**PROVIDED RECORDS**
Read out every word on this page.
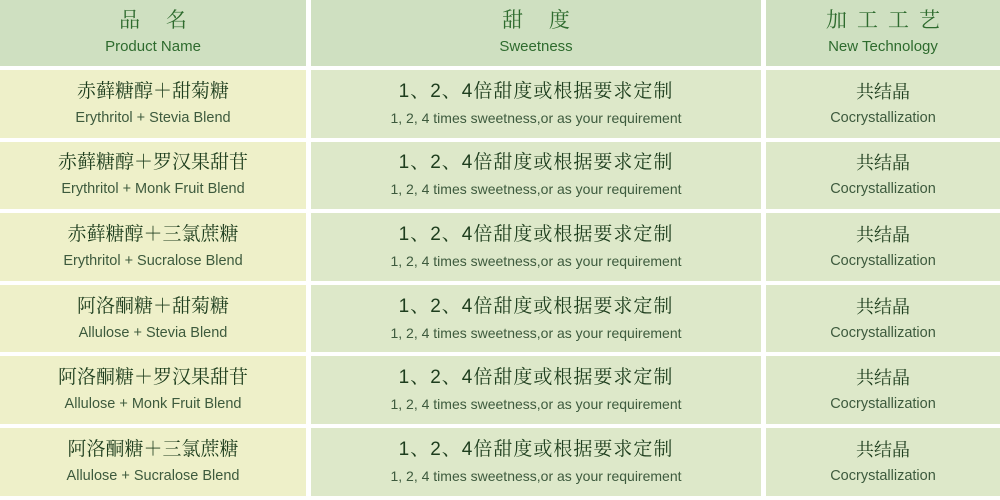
品 名
Product Name
甜 度
Sweetness
加工工艺
New Technology
赤藓糖醇＋甜菊糖
Erythritol + Stevia Blend
1、2、4倍甜度或根据要求定制
1, 2, 4 times sweetness,or as your requirement
共结晶
Cocrystallization
赤藓糖醇＋罗汉果甜苷
Erythritol + Monk Fruit Blend
1、2、4倍甜度或根据要求定制
1, 2, 4 times sweetness,or as your requirement
共结晶
Cocrystallization
赤藓糖醇＋三氯蔗糖
Erythritol + Sucralose Blend
1、2、4倍甜度或根据要求定制
1, 2, 4 times sweetness,or as your requirement
共结晶
Cocrystallization
阿洛酮糖＋甜菊糖
Allulose + Stevia Blend
1、2、4倍甜度或根据要求定制
1, 2, 4 times sweetness,or as your requirement
共结晶
Cocrystallization
阿洛酮糖＋罗汉果甜苷
Allulose + Monk Fruit Blend
1、2、4倍甜度或根据要求定制
1, 2, 4 times sweetness,or as your requirement
共结晶
Cocrystallization
阿洛酮糖＋三氯蔗糖
Allulose + Sucralose Blend
1、2、4倍甜度或根据要求定制
1, 2, 4 times sweetness,or as your requirement
共结晶
Cocrystallization
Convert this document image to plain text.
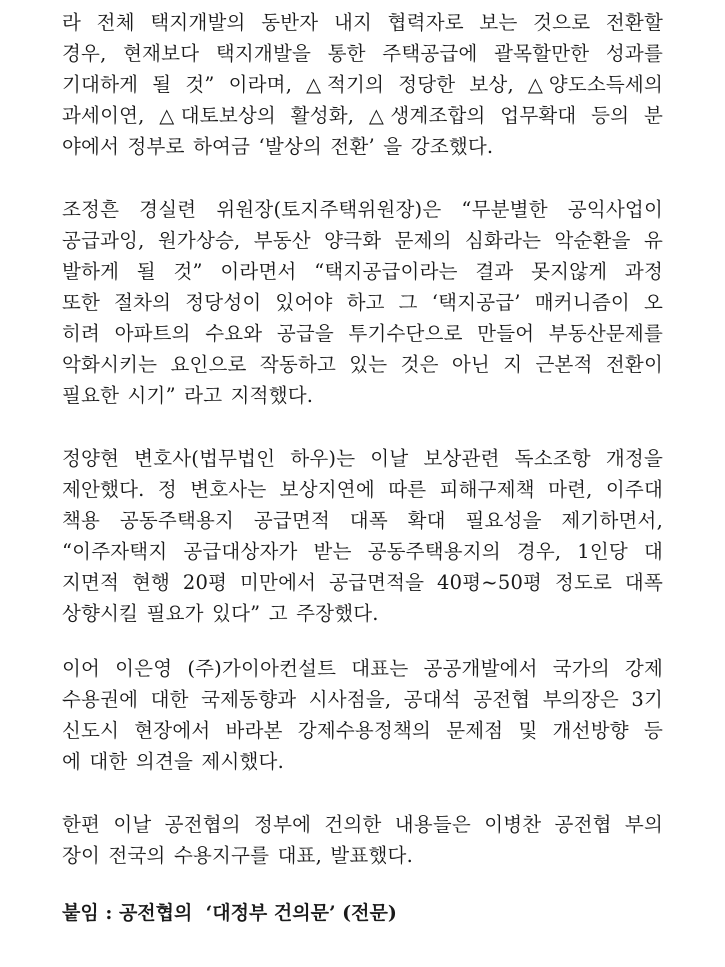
라 전체 택지개발의 동반자 내지 협력자로 보는 것으로 전환할
경우, 현재보다 택지개발을 통한 주택공급에 괄목할만한 성과를
기대하게 될 것” 이라며, △적기의 정당한 보상, △양도소득세의
과세이연, △대토보상의 활성화, △생계조합의 업무확대 등의 분
야에서 정부로 하여금 ‘발상의 전환’ 을 강조했다.
조정흔 경실련 위원장(토지주택위원장)은 “무분별한 공익사업이
공급과잉, 원가상승, 부동산 양극화 문제의 심화라는 악순환을 유
발하게 될 것” 이라면서 “택지공급이라는 결과 못지않게 과정
또한 절차의 정당성이 있어야 하고 그 ‘택지공급’ 매커니즘이 오
히려 아파트의 수요와 공급을 투기수단으로 만들어 부동산문제를
악화시키는 요인으로 작동하고 있는 것은 아닌 지 근본적 전환이
필요한 시기” 라고 지적했다.
정양현 변호사(법무법인 하우)는 이날 보상관련 독소조항 개정을
제안했다. 정 변호사는 보상지연에 따른 피해구제책 마련, 이주대
책용 공동주택용지 공급면적 대폭 확대 필요성을 제기하면서,
“이주자택지 공급대상자가 받는 공동주택용지의 경우, 1인당 대
지면적 현행 20평 미만에서 공급면적을 40평~50평 정도로 대폭
상향시킬 필요가 있다” 고 주장했다.
이어 이은영 (주)가이아컨설트 대표는 공공개발에서 국가의 강제
수용권에 대한 국제동향과 시사점을, 공대석 공전협 부의장은 3기
신도시 현장에서 바라본 강제수용정책의 문제점 및 개선방향 등
에 대한 의견을 제시했다.
한편 이날 공전협의 정부에 건의한 내용들은 이병찬 공전협 부의
장이 전국의 수용지구를 대표, 발표했다.
붙임 : 공전협의  ‘대정부 건의문’ (전문)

**EXERCISE**
Transcribe exactly the portion of the material above that runs from the line containing "Convert this document image to plain text." through its last line, omitting all pictures.

**TASK RESULT**
Convert this document image to plain text.
라 전체 택지개발의 동반자 내지 협력자로 보는 것으로 전환할
경우, 현재보다 택지개발을 통한 주택공급에 괄목할만한 성과를
기대하게 될 것” 이라며, △적기의 정당한 보상, △양도소득세의
과세이연, △대토보상의 활성화, △생계조합의 업무확대 등의 분
야에서 정부로 하여금 ‘발상의 전환’ 을 강조했다.
조정흔 경실련 위원장(토지주택위원장)은 “무분별한 공익사업이
공급과잉, 원가상승, 부동산 양극화 문제의 심화라는 악순환을 유
발하게 될 것” 이라면서 “택지공급이라는 결과 못지않게 과정
또한 절차의 정당성이 있어야 하고 그 ‘택지공급’ 매커니즘이 오
히려 아파트의 수요와 공급을 투기수단으로 만들어 부동산문제를
악화시키는 요인으로 작동하고 있는 것은 아닌 지 근본적 전환이
필요한 시기” 라고 지적했다.
정양현 변호사(법무법인 하우)는 이날 보상관련 독소조항 개정을
제안했다. 정 변호사는 보상지연에 따른 피해구제책 마련, 이주대
책용 공동주택용지 공급면적 대폭 확대 필요성을 제기하면서,
“이주자택지 공급대상자가 받는 공동주택용지의 경우, 1인당 대
지면적 현행 20평 미만에서 공급면적을 40평~50평 정도로 대폭
상향시킬 필요가 있다” 고 주장했다.
이어 이은영 (주)가이아컨설트 대표는 공공개발에서 국가의 강제
수용권에 대한 국제동향과 시사점을, 공대석 공전협 부의장은 3기
신도시 현장에서 바라본 강제수용정책의 문제점 및 개선방향 등
에 대한 의견을 제시했다.
한편 이날 공전협의 정부에 건의한 내용들은 이병찬 공전협 부의
장이 전국의 수용지구를 대표, 발표했다.
붙임 : 공전협의  ‘대정부 건의문’ (전문)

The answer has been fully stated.